WORK INSTRUCTIONS
(1) Answer these from the passage on Sodalicio:
(a) Who was Figari's number two?
(b) What is the name of Sodalicio's spokesman?
(c) According to the spokesman, why were police not contacted in the 1990s?
(2) Please list everything the passage on Sodalicio says the group is committed to.
(3) Carry on the passage about Sodalicio from its final sentence.

PASSAGE PROVIDED
====

Sodalicio only acknowledged last October, while under considerable media pressure, that child sexual abuse allegations against its founder and other senior figures in the hierarchy were "plausible". The other figures included Figari's number two, Germán Doig, who died in 2001 and who Sodalicio had once proposed for sainthood.
In an emailed response to questions from VICE News earlier this year, Sodalicio's spokesman Fernando Vidal said that police were not contacted back in the 1990s, when the allegations first cropped up within the organization, because Doig was the person in charge of handling the matter.
Vidal added that the group was "firmly committed to clarifying the facts", cooperating with investigators, providing compensation to the victims, and ensuring the crimes are never repeated.
Of Urbina's alleged abuser, Vidal added: "We have had no ties to or contact with him since he left the institution many years ago."

====

INFORMATION SHOWN
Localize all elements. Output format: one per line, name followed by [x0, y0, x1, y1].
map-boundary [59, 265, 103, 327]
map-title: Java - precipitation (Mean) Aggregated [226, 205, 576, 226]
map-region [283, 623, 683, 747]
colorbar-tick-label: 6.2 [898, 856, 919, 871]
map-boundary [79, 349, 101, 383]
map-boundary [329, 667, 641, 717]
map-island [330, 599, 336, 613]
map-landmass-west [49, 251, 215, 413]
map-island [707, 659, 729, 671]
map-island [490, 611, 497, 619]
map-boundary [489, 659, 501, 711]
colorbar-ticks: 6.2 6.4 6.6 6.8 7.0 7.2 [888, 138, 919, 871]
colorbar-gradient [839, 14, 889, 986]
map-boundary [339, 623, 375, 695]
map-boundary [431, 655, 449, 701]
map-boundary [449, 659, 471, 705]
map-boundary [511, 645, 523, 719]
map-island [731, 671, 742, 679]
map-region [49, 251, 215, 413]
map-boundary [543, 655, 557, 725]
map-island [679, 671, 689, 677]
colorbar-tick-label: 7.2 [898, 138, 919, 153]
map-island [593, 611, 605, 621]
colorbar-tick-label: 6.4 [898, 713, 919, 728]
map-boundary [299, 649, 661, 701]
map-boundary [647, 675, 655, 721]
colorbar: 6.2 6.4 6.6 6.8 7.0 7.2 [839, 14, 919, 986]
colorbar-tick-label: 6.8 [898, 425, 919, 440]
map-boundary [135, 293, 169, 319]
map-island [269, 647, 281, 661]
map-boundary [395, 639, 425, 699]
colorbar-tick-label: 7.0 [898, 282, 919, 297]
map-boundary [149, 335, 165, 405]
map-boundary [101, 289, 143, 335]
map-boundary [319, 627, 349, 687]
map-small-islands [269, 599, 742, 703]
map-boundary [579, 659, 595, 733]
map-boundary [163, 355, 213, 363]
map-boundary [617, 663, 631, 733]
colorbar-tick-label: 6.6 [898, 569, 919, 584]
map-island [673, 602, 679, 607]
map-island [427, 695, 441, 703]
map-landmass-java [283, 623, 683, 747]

====

ANSWERS FOR EACH ITEM
(1)
(a) Germán Doig.
(b) Fernando Vidal.
(c) Because Doig was the person in charge of handling the matter.

(2)
- Clarifying the facts
- Cooperating with investigators
- Providing compensation to the victims
- Ensuring the crimes are never repeated

(3)
The response to the breaking scandal from Lima's archbishop, Juan Luis Cipriani — the ultra-conservative Archbishop of Lima who is one of just two cardinals from the famously strict Opus Dei order — has been similarly ambiguous.
He ignored it entirely until commenting became unavoidable last October and he called for Figari's suspension from Sodalicio pending investigation. But Cipriani also gave a homily warning that he would not accept criticism from "false moralists who want to mistreat the Church."
More recently, Cipriani's office insisted that it was the Vatican, not the Lima archdiocese, which was responsible for getting to the bottom of the problems within Sodalicio.
The Vatican did open an investigation in April 2015, yet the cleric appointed to head it admits he didn't get very far.
'We have had no ties to or contact with him since he left the institution many years ago'
In an interview in his Lima office, Pablo Urcey, the Bishop of Chota, in the northern Peruvian Andes, said that he had met nearly 100 current and former members of Sodalicio, and had prepared a brief 30-page report for the Vatican.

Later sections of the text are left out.